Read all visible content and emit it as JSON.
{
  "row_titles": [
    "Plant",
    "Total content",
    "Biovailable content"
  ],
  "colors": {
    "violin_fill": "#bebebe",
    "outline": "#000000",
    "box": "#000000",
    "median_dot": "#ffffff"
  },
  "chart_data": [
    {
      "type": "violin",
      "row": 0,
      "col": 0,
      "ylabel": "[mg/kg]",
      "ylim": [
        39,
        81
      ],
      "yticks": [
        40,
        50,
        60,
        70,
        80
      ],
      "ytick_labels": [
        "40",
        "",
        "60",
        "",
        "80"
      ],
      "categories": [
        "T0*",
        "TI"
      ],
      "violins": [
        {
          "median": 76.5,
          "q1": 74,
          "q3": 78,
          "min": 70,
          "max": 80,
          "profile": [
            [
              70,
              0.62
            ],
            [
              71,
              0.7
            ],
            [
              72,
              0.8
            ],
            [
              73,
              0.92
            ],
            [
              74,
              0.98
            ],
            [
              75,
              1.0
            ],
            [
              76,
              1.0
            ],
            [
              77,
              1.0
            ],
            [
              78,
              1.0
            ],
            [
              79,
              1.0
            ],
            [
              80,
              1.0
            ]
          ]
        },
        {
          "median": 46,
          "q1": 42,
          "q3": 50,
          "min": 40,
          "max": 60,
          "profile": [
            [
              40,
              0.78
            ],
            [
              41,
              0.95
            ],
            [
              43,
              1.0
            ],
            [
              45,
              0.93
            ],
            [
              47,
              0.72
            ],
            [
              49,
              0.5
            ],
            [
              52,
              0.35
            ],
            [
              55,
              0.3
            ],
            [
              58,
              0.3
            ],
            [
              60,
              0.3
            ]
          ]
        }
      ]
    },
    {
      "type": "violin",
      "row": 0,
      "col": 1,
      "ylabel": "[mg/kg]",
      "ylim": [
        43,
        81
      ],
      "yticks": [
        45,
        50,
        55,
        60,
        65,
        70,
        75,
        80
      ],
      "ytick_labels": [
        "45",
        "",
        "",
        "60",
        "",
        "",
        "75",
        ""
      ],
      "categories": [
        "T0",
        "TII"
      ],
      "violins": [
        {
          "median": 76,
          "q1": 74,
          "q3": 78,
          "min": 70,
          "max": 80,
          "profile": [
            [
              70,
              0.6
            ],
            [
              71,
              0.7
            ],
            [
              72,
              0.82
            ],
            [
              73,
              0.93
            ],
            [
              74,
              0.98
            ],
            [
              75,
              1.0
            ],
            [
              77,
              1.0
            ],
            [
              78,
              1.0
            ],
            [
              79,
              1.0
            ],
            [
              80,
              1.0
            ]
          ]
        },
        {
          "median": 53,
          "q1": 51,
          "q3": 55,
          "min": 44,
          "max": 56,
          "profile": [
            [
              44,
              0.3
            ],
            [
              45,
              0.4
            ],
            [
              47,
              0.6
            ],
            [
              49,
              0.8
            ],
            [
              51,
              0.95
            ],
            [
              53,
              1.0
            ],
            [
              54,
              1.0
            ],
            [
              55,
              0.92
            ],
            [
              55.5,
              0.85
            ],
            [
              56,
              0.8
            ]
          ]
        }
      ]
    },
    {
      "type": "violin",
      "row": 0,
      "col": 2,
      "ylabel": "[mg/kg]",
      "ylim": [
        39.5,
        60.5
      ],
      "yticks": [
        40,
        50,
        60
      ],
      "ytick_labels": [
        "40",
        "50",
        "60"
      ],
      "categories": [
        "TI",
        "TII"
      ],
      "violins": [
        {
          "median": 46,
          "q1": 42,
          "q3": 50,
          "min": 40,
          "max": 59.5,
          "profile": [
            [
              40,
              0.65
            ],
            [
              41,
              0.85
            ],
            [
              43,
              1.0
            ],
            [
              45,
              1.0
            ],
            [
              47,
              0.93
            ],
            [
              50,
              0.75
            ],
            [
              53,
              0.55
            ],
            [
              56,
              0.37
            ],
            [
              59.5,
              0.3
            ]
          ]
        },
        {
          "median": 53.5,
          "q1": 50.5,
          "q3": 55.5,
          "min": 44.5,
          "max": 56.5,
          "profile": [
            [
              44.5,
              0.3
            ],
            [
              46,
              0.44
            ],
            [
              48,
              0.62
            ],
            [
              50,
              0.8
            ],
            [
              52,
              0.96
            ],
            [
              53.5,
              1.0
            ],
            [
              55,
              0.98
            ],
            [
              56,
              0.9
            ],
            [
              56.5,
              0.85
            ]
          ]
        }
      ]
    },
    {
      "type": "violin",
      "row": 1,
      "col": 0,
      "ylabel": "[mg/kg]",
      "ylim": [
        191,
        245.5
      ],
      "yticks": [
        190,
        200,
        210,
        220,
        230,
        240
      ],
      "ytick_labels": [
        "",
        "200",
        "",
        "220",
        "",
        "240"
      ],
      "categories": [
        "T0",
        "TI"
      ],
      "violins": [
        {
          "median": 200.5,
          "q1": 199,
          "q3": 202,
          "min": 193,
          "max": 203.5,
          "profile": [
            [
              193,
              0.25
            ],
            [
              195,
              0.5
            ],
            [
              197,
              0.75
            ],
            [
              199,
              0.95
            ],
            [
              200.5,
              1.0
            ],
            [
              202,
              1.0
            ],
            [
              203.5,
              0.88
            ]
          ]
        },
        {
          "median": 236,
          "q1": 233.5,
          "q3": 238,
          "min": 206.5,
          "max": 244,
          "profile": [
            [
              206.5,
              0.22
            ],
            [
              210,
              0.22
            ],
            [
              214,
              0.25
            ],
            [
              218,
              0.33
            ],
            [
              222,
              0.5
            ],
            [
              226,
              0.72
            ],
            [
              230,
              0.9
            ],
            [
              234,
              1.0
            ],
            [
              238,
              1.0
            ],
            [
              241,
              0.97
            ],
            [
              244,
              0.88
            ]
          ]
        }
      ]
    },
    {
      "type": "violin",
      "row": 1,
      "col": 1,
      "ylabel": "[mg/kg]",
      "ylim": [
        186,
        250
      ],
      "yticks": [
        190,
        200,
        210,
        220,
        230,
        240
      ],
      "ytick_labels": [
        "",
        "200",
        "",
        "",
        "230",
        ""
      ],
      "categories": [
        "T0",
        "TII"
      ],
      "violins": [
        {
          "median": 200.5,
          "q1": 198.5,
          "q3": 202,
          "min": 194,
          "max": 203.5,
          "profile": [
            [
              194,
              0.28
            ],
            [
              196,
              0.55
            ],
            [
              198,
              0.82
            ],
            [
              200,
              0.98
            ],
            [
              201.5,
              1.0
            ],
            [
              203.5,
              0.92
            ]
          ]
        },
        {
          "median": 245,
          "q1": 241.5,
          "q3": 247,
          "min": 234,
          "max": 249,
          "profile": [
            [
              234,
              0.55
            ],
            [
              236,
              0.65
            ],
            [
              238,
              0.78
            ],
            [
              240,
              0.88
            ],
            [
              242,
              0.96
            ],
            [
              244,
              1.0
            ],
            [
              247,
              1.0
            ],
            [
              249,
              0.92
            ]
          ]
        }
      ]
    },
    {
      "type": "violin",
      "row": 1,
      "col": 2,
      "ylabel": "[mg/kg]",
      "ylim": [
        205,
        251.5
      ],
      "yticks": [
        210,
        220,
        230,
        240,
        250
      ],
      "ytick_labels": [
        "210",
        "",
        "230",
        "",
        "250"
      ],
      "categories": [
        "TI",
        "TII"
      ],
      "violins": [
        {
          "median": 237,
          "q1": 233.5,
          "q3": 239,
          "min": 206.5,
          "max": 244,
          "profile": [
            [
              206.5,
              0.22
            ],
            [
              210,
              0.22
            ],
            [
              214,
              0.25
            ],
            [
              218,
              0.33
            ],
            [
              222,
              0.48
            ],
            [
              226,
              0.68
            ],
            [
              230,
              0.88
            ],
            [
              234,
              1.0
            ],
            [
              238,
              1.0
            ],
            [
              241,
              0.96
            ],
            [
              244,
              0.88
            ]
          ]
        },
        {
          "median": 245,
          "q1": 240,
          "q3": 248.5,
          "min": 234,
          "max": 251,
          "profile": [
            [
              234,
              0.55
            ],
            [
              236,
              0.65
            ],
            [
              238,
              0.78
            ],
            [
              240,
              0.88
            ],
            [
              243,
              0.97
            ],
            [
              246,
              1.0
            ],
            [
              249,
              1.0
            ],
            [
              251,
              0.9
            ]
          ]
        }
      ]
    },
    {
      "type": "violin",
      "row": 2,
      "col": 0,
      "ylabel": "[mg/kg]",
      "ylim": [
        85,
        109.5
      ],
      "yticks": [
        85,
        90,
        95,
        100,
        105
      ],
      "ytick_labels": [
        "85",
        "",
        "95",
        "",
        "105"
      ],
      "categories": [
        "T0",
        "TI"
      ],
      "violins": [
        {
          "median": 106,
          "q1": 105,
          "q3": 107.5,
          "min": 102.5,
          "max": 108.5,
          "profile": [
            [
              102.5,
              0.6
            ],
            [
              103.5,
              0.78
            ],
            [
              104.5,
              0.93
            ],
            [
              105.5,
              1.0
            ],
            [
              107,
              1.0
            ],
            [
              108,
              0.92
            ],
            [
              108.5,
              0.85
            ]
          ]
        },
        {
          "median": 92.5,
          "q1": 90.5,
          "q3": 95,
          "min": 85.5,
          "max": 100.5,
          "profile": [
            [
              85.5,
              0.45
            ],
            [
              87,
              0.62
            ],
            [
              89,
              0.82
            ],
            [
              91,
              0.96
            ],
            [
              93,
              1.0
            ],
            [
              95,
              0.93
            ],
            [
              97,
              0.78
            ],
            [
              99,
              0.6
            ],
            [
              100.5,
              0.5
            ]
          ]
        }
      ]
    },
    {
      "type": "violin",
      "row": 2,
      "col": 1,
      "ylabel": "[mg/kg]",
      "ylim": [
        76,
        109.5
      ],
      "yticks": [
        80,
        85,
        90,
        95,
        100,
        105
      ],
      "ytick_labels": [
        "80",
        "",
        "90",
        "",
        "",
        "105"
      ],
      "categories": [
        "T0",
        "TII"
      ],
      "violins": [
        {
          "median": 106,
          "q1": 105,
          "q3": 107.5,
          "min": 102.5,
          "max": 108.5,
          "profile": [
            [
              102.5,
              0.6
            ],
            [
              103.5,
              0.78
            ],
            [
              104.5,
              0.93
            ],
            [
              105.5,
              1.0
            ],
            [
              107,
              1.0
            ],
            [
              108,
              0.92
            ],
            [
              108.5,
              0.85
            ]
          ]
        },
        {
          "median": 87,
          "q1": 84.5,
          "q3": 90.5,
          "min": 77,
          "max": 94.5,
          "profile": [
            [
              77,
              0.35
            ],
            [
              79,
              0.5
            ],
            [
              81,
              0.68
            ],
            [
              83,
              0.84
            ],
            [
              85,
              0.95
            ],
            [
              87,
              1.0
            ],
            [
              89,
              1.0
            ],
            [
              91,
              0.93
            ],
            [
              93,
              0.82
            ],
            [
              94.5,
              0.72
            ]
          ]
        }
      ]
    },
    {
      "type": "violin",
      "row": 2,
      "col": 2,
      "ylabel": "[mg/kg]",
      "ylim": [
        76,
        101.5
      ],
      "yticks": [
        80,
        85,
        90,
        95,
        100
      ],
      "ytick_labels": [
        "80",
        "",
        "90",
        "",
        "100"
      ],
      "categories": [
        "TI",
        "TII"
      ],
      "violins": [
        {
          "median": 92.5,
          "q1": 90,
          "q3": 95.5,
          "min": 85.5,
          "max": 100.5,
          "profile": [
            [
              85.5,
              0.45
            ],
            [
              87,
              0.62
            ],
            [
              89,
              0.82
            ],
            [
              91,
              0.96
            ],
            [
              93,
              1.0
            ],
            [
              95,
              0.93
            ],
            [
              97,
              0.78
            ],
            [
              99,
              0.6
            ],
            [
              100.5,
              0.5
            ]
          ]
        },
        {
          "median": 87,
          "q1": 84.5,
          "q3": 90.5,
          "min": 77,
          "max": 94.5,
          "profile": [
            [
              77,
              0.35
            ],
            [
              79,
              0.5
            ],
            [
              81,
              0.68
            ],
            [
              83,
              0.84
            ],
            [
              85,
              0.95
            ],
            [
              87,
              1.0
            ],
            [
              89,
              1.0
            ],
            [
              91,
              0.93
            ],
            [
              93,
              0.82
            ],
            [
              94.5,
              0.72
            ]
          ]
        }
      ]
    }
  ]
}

--------------------------------------------------

* **Problem description**
Write the number of lines containing the word "content" and nothing besides it.

* **Task output**
3